→ PROBLEM TO SOLVE: Copy each line below exactly and leave the pictures out.

→ PROVIDED DATA:
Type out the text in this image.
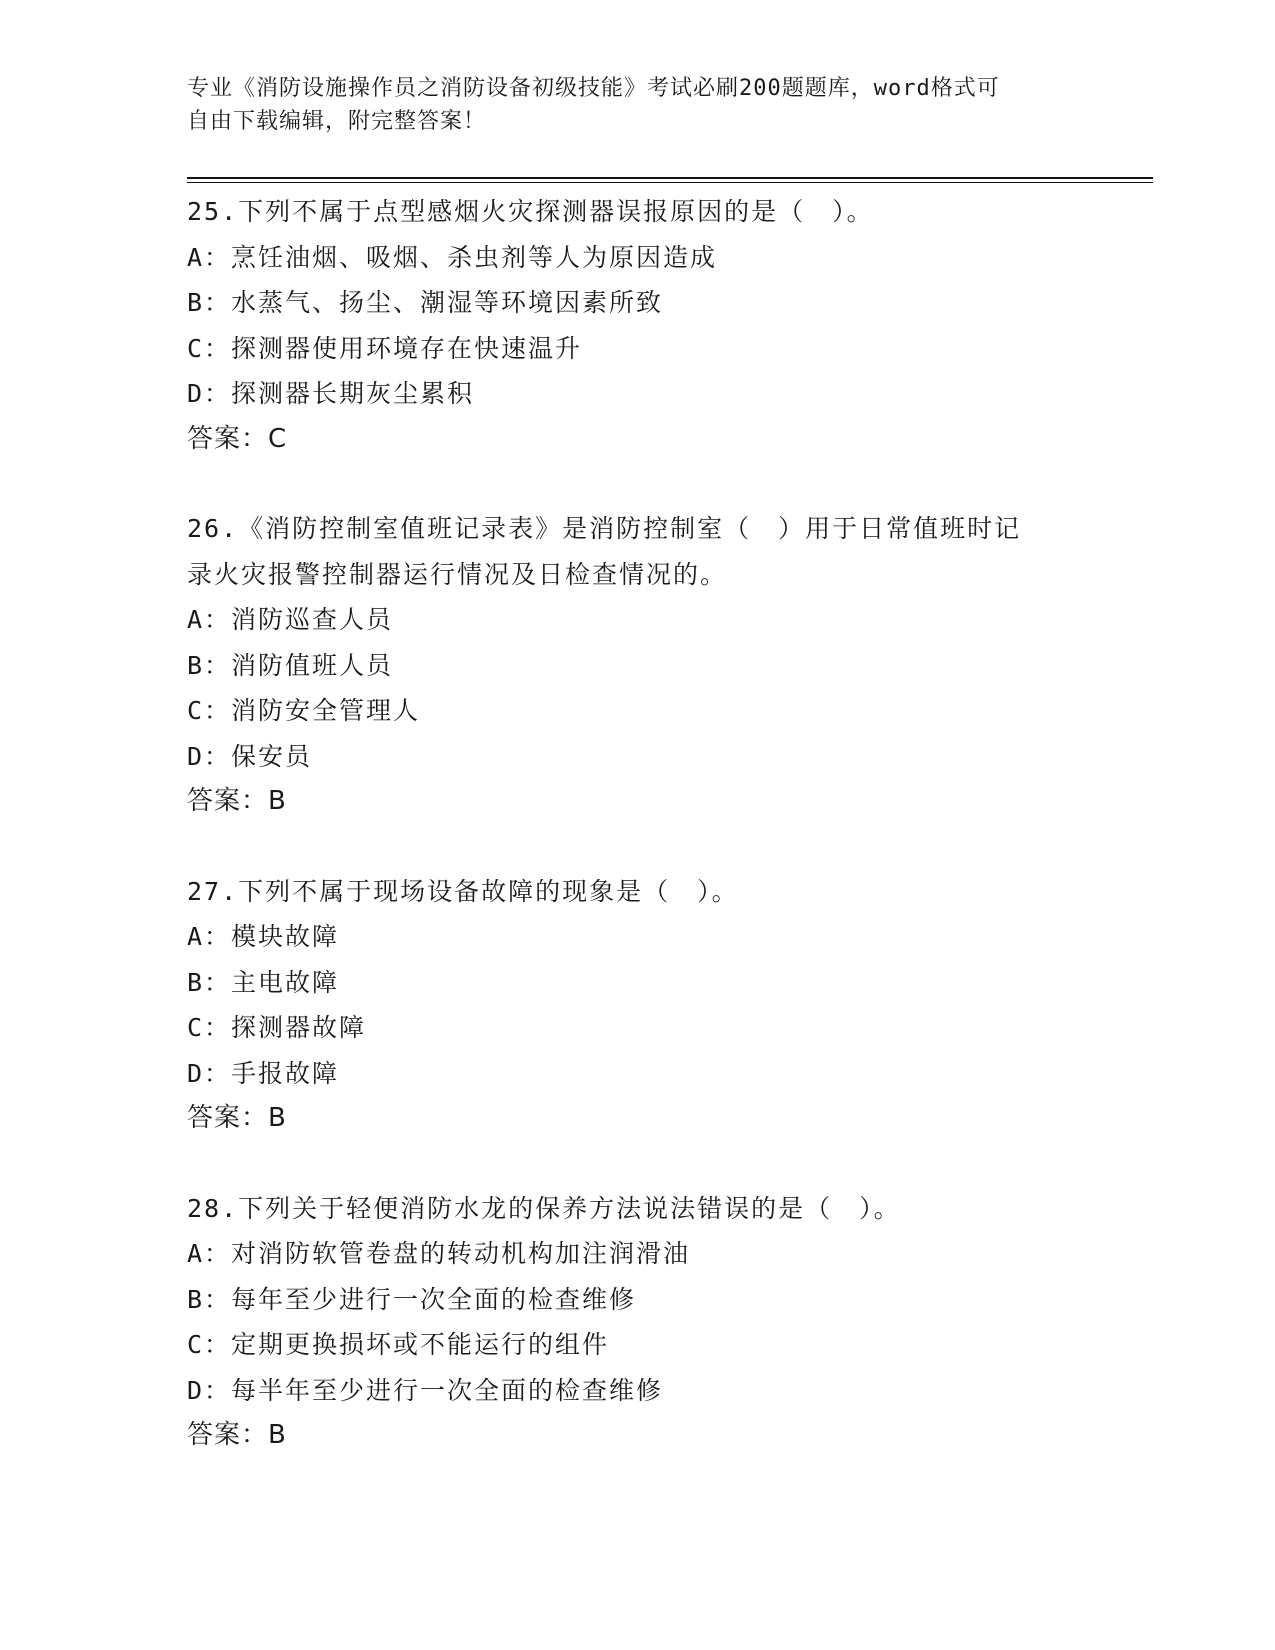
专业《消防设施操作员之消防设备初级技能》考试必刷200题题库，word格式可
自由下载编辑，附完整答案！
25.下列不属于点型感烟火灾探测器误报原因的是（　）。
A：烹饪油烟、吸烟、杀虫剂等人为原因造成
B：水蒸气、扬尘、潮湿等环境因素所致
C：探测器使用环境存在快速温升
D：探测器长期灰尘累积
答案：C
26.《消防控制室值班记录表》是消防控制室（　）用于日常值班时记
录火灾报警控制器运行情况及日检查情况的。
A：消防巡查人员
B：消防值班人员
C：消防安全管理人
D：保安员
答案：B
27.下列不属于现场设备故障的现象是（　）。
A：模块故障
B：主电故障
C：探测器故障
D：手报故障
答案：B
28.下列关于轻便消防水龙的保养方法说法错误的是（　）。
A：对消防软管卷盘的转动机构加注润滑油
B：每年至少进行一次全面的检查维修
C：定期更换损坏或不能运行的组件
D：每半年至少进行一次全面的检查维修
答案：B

→ OUTPUT BELOW:
Type out the text in this image.
专业《消防设施操作员之消防设备初级技能》考试必刷200题题库，word格式可
自由下载编辑，附完整答案！
25.下列不属于点型感烟火灾探测器误报原因的是（　）。
A：烹饪油烟、吸烟、杀虫剂等人为原因造成
B：水蒸气、扬尘、潮湿等环境因素所致
C：探测器使用环境存在快速温升
D：探测器长期灰尘累积
答案：C
26.《消防控制室值班记录表》是消防控制室（　）用于日常值班时记
录火灾报警控制器运行情况及日检查情况的。
A：消防巡查人员
B：消防值班人员
C：消防安全管理人
D：保安员
答案：B
27.下列不属于现场设备故障的现象是（　）。
A：模块故障
B：主电故障
C：探测器故障
D：手报故障
答案：B
28.下列关于轻便消防水龙的保养方法说法错误的是（　）。
A：对消防软管卷盘的转动机构加注润滑油
B：每年至少进行一次全面的检查维修
C：定期更换损坏或不能运行的组件
D：每半年至少进行一次全面的检查维修
答案：B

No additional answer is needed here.